# start of Given records

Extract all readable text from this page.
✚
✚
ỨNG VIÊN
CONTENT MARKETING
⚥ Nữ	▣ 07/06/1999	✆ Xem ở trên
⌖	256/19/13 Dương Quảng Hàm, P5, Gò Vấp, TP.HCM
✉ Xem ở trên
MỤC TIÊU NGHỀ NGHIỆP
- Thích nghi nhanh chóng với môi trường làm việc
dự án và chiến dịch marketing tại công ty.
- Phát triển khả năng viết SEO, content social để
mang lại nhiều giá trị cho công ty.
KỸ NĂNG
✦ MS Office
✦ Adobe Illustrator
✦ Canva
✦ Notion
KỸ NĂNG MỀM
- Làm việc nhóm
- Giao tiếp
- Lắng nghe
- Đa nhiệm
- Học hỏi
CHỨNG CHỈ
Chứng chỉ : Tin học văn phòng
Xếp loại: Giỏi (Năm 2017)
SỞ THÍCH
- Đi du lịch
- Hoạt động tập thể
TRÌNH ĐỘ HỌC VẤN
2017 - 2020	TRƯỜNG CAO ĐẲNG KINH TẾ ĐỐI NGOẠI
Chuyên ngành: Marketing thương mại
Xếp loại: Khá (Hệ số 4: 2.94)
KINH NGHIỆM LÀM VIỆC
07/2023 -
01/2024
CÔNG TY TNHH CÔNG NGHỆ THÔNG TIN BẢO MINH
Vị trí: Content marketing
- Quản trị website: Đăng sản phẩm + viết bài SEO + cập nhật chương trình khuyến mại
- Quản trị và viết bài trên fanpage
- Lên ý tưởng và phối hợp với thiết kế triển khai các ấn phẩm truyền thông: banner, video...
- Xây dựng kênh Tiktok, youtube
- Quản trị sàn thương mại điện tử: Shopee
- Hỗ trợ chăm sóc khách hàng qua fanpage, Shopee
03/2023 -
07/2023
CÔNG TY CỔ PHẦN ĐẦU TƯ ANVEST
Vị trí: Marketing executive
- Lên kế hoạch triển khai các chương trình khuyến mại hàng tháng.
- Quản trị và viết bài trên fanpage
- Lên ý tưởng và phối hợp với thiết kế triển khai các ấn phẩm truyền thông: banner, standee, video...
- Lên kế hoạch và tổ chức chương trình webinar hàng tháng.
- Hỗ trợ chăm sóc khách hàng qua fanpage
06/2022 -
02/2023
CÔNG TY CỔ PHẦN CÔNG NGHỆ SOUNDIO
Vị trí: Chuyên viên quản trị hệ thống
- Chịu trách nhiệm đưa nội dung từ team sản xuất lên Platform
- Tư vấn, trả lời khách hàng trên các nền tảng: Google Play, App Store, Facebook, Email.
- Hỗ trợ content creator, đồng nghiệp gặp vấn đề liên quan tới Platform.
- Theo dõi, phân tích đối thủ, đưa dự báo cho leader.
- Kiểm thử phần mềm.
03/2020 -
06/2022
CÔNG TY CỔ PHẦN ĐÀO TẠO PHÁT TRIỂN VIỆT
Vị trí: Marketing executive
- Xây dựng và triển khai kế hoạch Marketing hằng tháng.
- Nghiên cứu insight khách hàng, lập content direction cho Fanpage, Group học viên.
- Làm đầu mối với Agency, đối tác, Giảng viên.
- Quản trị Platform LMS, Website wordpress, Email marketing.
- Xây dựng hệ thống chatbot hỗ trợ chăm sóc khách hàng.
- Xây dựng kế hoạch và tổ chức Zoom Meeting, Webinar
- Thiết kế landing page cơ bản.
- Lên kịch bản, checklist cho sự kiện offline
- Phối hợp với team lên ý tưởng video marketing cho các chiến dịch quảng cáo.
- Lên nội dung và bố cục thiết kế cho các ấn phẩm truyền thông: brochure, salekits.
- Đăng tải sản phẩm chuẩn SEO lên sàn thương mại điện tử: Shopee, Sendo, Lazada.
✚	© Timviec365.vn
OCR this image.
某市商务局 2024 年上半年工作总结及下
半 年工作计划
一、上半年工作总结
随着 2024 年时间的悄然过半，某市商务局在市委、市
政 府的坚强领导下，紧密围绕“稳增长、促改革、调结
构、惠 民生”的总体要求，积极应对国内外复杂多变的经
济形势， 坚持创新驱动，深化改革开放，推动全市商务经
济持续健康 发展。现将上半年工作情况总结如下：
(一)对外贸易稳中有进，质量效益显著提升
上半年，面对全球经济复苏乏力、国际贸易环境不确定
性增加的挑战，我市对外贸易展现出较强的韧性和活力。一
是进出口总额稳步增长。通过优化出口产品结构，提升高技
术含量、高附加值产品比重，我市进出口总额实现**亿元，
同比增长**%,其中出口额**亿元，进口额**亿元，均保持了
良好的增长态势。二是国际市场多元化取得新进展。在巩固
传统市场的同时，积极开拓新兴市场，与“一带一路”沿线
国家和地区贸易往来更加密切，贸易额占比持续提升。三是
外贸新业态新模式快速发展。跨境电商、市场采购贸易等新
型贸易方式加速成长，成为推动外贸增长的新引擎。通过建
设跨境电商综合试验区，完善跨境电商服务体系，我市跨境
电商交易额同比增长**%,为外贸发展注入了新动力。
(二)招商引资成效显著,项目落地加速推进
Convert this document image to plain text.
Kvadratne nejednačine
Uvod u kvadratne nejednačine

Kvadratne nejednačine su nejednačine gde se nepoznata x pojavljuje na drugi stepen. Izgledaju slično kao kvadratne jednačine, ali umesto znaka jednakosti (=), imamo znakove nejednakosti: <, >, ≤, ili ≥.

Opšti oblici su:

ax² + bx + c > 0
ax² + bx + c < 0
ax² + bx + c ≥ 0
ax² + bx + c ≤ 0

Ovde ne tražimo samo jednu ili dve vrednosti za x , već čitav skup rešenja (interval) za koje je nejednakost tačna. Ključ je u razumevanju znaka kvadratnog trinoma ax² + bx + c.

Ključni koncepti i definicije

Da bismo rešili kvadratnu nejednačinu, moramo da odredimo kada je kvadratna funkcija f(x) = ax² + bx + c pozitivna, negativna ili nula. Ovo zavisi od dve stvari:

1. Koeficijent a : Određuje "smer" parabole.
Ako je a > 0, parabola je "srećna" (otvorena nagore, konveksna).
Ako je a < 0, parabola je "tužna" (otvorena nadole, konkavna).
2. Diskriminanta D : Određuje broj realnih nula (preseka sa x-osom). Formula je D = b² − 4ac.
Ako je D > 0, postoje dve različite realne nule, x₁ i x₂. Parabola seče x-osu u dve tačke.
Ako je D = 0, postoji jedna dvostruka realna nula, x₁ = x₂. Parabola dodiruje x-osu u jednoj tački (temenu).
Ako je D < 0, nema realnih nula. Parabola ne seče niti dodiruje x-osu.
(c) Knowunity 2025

# end of Given records

Problem to work on:
Copy out each line of the listing that holds "Đăng".

Full solution:
- Quản trị website: Đăng sản phẩm + viết bài SEO + cập nhật chương trình khuyến mại
- Đăng tải sản phẩm chuẩn SEO lên sàn thương mại điện tử: Shopee, Sendo, Lazada.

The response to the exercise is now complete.